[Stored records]
>>>

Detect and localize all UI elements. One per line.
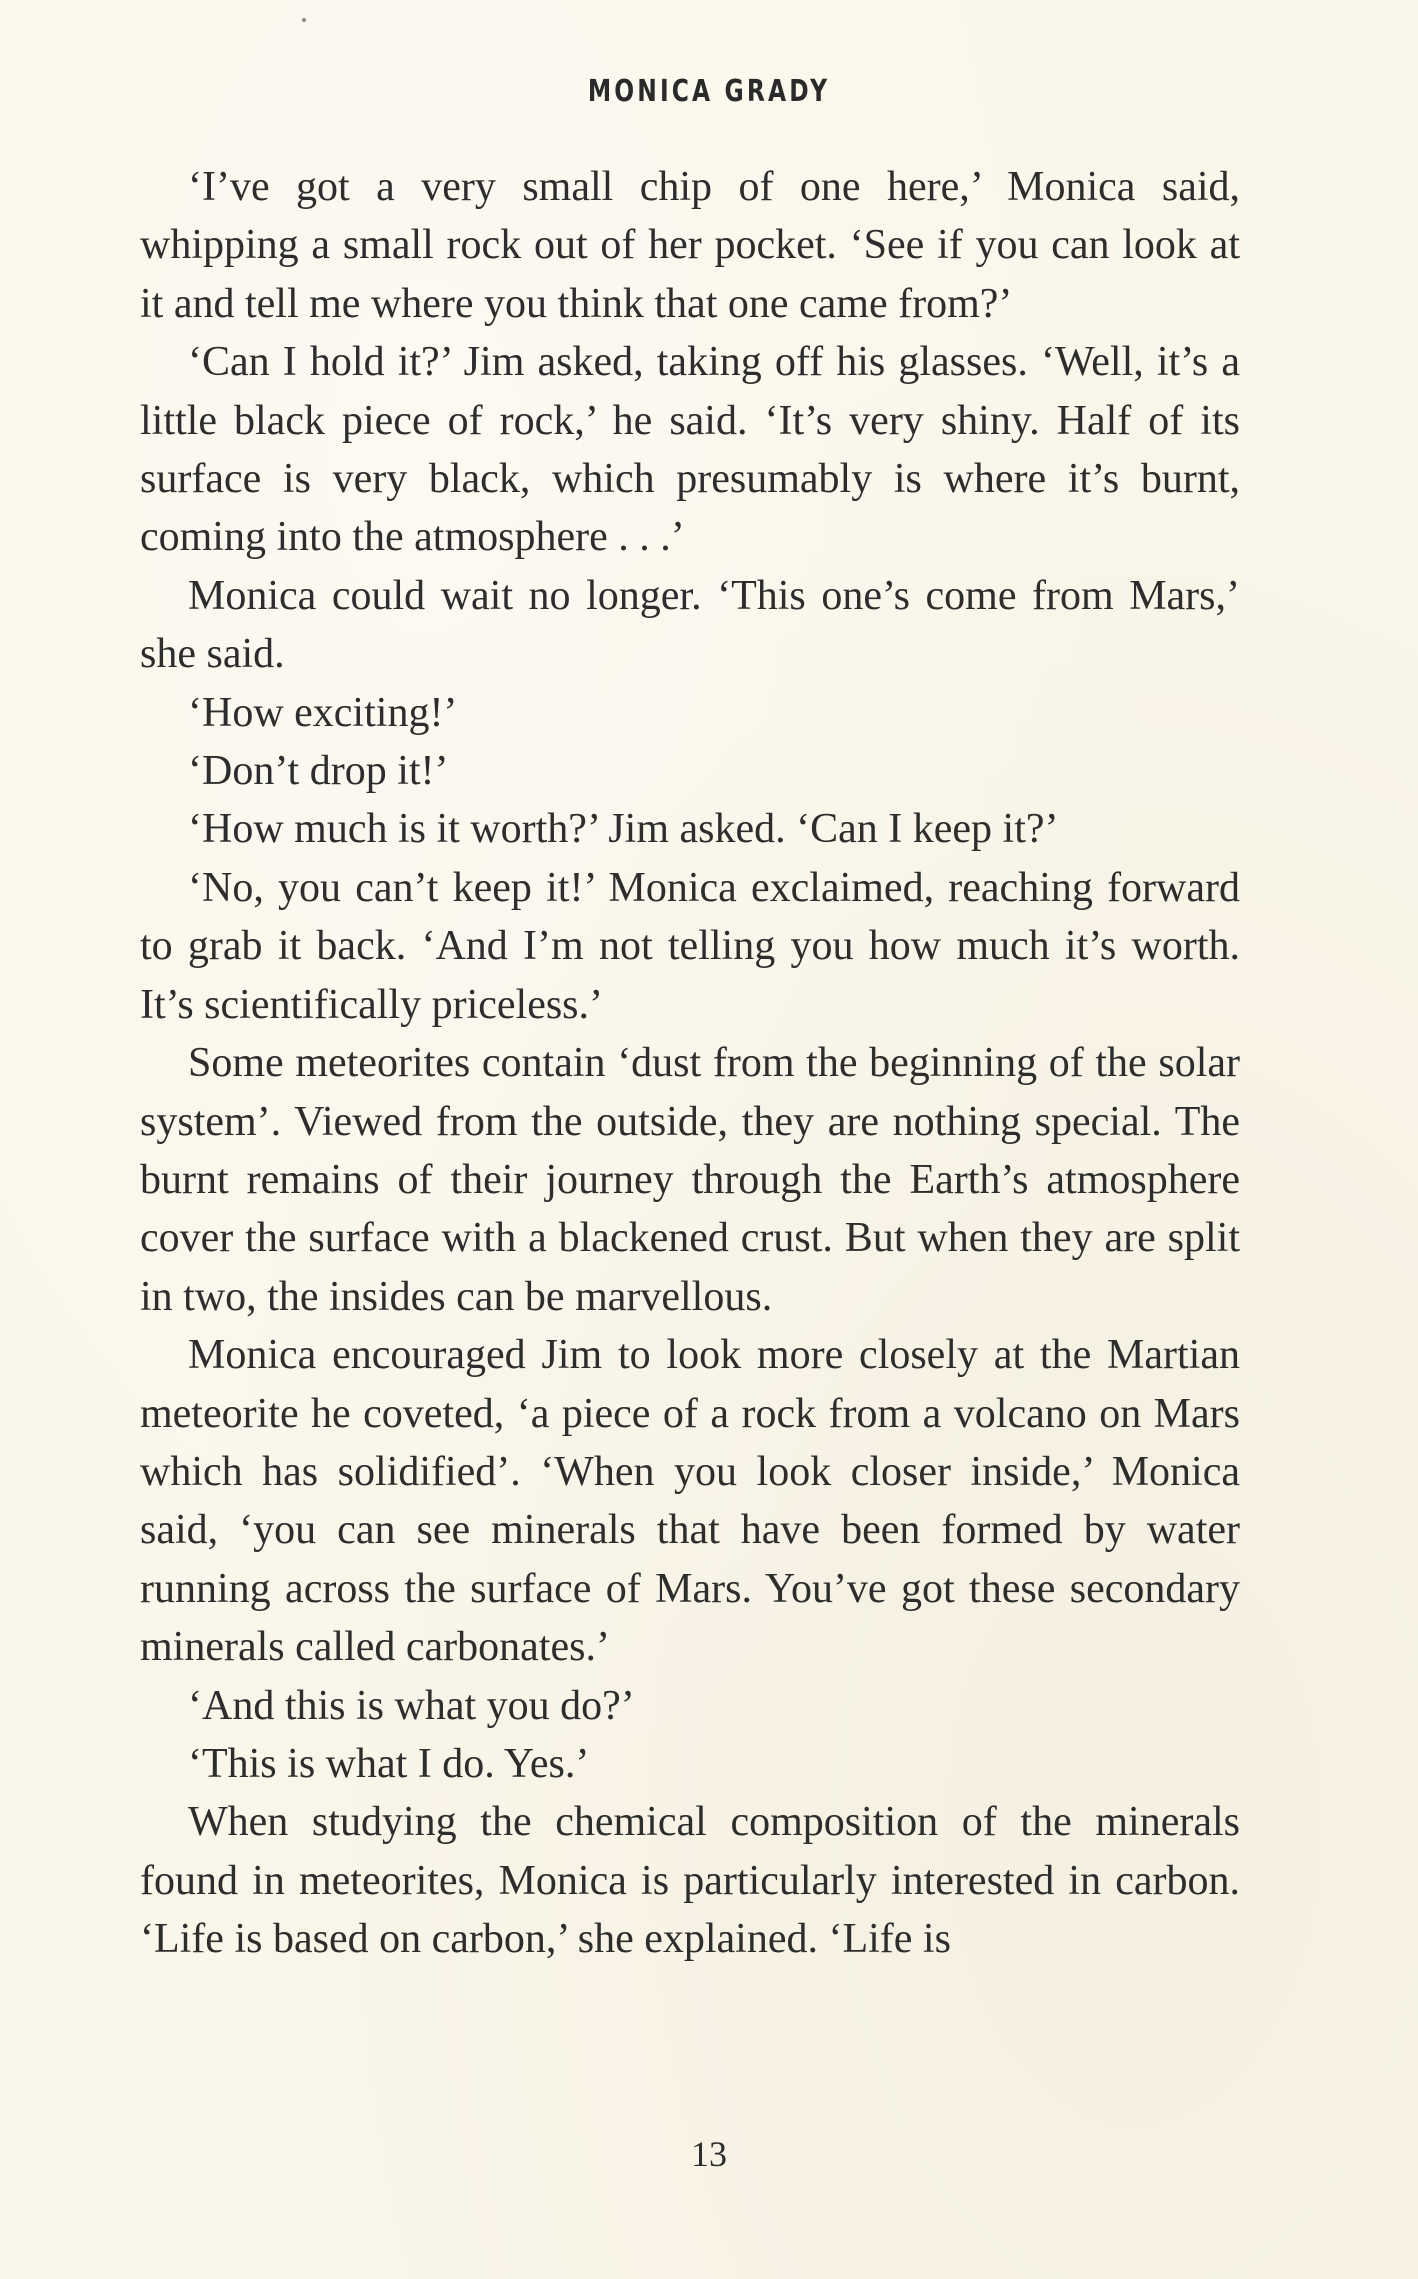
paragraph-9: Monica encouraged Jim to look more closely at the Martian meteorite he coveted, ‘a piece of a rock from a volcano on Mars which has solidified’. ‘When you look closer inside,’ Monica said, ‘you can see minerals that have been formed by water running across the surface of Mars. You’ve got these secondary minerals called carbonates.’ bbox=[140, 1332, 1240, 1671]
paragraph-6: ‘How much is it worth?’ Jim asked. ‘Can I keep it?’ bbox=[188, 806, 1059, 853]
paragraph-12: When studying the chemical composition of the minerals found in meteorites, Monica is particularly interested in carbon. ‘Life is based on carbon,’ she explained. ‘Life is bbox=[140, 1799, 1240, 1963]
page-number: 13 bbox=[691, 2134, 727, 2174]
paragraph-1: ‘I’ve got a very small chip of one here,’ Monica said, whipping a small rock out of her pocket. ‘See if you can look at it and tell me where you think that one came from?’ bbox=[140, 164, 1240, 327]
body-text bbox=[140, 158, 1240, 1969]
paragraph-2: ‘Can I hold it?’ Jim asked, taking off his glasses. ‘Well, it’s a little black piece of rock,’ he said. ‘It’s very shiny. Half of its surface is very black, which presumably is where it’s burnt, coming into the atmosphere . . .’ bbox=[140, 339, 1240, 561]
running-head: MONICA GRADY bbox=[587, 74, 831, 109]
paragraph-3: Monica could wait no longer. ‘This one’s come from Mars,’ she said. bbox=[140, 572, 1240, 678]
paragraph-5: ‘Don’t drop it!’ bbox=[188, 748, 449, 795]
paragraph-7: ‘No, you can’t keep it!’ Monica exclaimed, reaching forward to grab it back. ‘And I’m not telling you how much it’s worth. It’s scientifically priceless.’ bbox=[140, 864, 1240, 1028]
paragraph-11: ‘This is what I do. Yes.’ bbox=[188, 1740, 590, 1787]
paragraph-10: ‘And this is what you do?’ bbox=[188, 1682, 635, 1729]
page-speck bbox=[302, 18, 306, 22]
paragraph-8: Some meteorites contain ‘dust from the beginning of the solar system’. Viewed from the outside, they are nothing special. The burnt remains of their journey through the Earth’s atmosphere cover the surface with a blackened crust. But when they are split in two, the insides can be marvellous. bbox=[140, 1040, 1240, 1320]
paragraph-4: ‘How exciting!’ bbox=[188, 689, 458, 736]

<<<

Exercise objective –
In all of the records, substitute "James" for every occurrence of "Jim" and leave everything else unchanged. Reproduce the lines without the pictures.

Answer in full –
Detect and localize all UI elements. One per line.
paragraph-9: Monica encouraged James to look more closely at the Martian meteorite he coveted, ‘a piece of a rock from a volcano on Mars which has solidified’. ‘When you look closer inside,’ Monica said, ‘you can see minerals that have been formed by water running across the surface of Mars. You’ve got these secondary minerals called carbonates.’ bbox=[140, 1332, 1240, 1671]
paragraph-6: ‘How much is it worth?’ James asked. ‘Can I keep it?’ bbox=[188, 806, 1059, 853]
paragraph-12: When studying the chemical composition of the minerals found in meteorites, Monica is particularly interested in carbon. ‘Life is based on carbon,’ she explained. ‘Life is bbox=[140, 1799, 1240, 1963]
page-number: 13 bbox=[691, 2134, 727, 2174]
paragraph-1: ‘I’ve got a very small chip of one here,’ Monica said, whipping a small rock out of her pocket. ‘See if you can look at it and tell me where you think that one came from?’ bbox=[140, 164, 1240, 327]
body-text bbox=[140, 158, 1240, 1969]
paragraph-2: ‘Can I hold it?’ James asked, taking off his glasses. ‘Well, it’s a little black piece of rock,’ he said. ‘It’s very shiny. Half of its surface is very black, which presumably is where it’s burnt, coming into the atmosphere . . .’ bbox=[140, 339, 1240, 561]
running-head: MONICA GRADY bbox=[587, 74, 831, 109]
paragraph-3: Monica could wait no longer. ‘This one’s come from Mars,’ she said. bbox=[140, 572, 1240, 678]
paragraph-5: ‘Don’t drop it!’ bbox=[188, 748, 449, 795]
paragraph-7: ‘No, you can’t keep it!’ Monica exclaimed, reaching forward to grab it back. ‘And I’m not telling you how much it’s worth. It’s scientifically priceless.’ bbox=[140, 864, 1240, 1028]
paragraph-11: ‘This is what I do. Yes.’ bbox=[188, 1740, 590, 1787]
paragraph-10: ‘And this is what you do?’ bbox=[188, 1682, 635, 1729]
page-speck bbox=[302, 18, 306, 22]
paragraph-8: Some meteorites contain ‘dust from the beginning of the solar system’. Viewed from the outside, they are nothing special. The burnt remains of their journey through the Earth’s atmosphere cover the surface with a blackened crust. But when they are split in two, the insides can be marvellous. bbox=[140, 1040, 1240, 1320]
paragraph-4: ‘How exciting!’ bbox=[188, 689, 458, 736]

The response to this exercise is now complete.